Problem statement
Gather each line in the entries that includes the string "standard".

--- BEGIN Data for this task ---

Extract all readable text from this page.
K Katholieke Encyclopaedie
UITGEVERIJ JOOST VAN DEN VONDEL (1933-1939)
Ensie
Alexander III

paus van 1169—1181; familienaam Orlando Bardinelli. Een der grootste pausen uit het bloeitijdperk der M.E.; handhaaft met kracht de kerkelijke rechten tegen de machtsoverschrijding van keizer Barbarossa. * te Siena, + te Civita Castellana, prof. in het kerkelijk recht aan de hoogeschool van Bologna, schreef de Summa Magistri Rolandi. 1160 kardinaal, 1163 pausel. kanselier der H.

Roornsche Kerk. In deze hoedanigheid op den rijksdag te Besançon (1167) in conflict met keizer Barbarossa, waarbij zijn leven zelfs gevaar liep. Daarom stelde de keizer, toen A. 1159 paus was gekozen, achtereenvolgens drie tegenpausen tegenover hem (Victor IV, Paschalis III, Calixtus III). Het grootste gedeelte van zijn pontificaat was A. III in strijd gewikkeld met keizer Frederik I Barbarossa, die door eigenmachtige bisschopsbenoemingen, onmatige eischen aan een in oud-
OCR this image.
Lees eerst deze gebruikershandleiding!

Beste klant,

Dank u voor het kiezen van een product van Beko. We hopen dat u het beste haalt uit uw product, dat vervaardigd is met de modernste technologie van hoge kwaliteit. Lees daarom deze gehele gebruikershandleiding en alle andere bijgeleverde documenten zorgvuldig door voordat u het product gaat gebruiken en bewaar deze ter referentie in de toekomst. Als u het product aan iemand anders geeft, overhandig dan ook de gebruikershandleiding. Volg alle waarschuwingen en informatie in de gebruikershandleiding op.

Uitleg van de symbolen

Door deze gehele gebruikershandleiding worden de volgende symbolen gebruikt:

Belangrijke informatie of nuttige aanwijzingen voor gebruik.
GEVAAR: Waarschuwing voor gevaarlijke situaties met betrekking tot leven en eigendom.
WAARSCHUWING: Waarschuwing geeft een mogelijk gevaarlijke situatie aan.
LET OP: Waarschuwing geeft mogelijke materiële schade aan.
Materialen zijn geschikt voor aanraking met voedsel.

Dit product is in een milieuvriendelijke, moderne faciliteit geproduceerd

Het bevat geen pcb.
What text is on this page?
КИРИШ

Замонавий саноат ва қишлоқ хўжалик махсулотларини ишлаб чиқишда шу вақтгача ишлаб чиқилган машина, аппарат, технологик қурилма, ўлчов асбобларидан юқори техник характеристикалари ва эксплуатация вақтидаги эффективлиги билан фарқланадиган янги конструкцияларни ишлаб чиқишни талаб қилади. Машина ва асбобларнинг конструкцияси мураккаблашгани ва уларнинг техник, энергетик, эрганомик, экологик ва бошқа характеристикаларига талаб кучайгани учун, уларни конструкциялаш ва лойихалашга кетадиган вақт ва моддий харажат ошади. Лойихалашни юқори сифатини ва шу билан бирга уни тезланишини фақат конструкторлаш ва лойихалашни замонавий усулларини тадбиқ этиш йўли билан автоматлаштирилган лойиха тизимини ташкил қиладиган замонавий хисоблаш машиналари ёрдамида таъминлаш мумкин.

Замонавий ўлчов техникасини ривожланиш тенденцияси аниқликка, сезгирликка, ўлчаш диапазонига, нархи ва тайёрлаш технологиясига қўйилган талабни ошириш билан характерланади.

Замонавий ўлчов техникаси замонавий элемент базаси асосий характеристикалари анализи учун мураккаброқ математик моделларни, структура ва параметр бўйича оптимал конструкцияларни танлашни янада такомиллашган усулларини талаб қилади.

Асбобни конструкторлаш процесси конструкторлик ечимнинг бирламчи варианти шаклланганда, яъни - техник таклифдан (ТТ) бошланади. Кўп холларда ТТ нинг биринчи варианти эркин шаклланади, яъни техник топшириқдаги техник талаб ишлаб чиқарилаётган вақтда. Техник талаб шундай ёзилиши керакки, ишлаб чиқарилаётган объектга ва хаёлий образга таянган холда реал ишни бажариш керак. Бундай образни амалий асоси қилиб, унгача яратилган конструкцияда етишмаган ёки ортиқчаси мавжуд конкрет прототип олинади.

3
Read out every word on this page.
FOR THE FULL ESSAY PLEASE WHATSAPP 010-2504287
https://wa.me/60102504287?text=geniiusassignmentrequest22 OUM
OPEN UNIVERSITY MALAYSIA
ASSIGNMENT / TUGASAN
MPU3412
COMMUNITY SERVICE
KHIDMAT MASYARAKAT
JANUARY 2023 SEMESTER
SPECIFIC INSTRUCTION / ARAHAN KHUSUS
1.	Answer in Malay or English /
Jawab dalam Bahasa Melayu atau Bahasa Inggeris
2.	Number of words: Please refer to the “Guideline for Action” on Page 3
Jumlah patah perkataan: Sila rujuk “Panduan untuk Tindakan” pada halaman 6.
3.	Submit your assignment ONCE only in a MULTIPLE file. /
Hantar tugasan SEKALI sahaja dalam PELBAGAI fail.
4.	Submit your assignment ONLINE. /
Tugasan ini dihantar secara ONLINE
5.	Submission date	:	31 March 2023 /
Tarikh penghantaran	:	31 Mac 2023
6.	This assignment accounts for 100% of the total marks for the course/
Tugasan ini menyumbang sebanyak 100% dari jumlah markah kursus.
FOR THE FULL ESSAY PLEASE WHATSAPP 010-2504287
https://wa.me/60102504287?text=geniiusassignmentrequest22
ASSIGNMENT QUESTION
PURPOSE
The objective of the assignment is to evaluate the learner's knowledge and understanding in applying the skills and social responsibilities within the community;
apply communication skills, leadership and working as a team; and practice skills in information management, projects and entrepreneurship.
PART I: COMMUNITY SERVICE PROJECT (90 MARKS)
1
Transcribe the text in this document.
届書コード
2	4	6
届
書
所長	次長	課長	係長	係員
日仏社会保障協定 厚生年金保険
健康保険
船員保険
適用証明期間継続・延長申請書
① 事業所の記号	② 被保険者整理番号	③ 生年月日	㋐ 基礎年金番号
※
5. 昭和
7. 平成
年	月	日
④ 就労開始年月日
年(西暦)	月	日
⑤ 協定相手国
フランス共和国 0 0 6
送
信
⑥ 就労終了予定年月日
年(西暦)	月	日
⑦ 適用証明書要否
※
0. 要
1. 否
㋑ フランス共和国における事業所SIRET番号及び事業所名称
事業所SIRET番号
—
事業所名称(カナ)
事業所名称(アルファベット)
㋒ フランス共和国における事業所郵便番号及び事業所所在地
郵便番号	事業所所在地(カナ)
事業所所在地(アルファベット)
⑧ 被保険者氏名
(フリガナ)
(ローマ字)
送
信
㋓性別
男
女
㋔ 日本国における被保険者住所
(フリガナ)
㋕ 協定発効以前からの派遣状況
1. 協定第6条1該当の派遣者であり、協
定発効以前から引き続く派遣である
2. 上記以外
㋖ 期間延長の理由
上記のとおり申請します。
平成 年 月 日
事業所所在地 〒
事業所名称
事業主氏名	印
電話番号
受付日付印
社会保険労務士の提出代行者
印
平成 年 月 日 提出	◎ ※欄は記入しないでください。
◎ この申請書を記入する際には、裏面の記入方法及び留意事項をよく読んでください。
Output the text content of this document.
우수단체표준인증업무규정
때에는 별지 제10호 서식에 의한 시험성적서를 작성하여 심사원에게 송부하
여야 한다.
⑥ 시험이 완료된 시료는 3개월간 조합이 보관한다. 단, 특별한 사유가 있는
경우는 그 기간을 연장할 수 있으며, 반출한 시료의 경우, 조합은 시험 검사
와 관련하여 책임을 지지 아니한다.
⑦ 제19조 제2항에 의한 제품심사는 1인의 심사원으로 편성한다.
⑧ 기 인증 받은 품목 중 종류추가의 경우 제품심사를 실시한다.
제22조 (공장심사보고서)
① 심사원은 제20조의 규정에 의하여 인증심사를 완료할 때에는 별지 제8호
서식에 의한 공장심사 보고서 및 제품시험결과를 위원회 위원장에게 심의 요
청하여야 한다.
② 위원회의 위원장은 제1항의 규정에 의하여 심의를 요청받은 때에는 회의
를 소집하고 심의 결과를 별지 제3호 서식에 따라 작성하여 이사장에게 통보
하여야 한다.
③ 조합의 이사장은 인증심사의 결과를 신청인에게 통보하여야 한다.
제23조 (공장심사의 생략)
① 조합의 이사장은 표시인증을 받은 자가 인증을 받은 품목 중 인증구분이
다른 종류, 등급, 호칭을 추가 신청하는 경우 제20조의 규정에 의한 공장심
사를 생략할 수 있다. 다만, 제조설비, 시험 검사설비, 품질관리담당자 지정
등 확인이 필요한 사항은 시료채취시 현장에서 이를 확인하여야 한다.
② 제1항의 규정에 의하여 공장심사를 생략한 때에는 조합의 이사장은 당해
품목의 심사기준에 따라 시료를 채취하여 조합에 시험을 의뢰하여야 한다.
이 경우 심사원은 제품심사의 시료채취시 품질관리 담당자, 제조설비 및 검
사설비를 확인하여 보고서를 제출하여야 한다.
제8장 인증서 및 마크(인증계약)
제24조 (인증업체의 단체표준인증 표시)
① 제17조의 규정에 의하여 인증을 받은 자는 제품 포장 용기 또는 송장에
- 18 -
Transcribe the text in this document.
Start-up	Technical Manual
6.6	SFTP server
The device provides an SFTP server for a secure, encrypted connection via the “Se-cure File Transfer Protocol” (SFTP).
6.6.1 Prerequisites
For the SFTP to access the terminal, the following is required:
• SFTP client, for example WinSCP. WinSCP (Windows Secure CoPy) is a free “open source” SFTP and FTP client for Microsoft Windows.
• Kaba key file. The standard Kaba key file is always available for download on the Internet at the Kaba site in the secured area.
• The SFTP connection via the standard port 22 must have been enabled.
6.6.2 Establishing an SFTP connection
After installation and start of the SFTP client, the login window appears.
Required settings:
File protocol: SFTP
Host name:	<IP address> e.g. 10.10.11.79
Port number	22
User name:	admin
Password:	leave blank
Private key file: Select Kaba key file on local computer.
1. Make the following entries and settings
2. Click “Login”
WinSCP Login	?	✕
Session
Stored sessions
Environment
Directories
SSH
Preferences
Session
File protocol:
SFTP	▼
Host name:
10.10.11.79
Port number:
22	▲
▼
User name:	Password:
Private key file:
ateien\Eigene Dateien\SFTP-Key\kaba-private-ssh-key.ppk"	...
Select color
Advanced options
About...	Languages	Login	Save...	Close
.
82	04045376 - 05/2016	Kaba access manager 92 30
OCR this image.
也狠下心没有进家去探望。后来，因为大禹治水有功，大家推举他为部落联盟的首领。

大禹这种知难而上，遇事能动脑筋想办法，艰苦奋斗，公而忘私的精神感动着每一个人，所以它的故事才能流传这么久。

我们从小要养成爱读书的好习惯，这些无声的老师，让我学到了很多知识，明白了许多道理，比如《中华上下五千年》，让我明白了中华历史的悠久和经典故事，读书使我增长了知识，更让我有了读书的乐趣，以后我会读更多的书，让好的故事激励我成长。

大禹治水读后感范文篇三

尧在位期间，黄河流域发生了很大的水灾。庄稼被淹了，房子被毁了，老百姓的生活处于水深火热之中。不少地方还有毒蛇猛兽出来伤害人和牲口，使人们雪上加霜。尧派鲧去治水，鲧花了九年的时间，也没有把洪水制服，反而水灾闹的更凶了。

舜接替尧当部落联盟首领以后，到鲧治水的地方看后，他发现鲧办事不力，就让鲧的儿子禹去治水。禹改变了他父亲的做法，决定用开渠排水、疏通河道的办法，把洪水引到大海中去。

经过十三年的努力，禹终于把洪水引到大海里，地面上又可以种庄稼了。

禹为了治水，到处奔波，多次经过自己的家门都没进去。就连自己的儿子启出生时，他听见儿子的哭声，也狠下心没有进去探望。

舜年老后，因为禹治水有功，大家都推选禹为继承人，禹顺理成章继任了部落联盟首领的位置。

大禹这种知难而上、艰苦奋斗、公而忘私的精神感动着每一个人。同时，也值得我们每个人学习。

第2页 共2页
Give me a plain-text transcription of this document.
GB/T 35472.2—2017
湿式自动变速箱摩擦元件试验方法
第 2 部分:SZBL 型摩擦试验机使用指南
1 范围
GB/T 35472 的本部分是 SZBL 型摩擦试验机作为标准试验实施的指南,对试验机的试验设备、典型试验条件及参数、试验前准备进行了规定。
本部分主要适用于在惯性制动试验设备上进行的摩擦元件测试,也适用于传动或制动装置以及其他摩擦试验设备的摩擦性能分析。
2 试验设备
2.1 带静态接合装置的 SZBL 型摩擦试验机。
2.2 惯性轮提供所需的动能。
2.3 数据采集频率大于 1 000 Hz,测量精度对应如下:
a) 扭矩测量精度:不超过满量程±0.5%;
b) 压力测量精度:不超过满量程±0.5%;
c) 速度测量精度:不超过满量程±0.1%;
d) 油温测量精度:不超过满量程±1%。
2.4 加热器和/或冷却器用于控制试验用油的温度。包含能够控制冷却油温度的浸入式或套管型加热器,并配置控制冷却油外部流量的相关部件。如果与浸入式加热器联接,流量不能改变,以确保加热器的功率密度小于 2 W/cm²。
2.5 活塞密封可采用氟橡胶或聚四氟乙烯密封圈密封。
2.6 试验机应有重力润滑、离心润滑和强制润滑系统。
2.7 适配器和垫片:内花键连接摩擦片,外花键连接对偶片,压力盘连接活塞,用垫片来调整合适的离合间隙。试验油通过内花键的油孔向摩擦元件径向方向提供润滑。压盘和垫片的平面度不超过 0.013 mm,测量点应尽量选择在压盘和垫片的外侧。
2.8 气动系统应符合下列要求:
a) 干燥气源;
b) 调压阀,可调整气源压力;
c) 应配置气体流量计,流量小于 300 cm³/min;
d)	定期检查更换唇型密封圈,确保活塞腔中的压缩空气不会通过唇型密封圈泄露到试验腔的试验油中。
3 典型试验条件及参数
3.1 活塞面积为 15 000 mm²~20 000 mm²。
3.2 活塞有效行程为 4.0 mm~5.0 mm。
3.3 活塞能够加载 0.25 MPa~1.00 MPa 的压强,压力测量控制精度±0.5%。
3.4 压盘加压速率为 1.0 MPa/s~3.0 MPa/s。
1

--- END Data for this task ---

The result
• Kaba key file. The standard Kaba key file is always available for download on the Internet at the Kaba site in the secured area.
• The SFTP connection via the standard port 22 must have been enabled.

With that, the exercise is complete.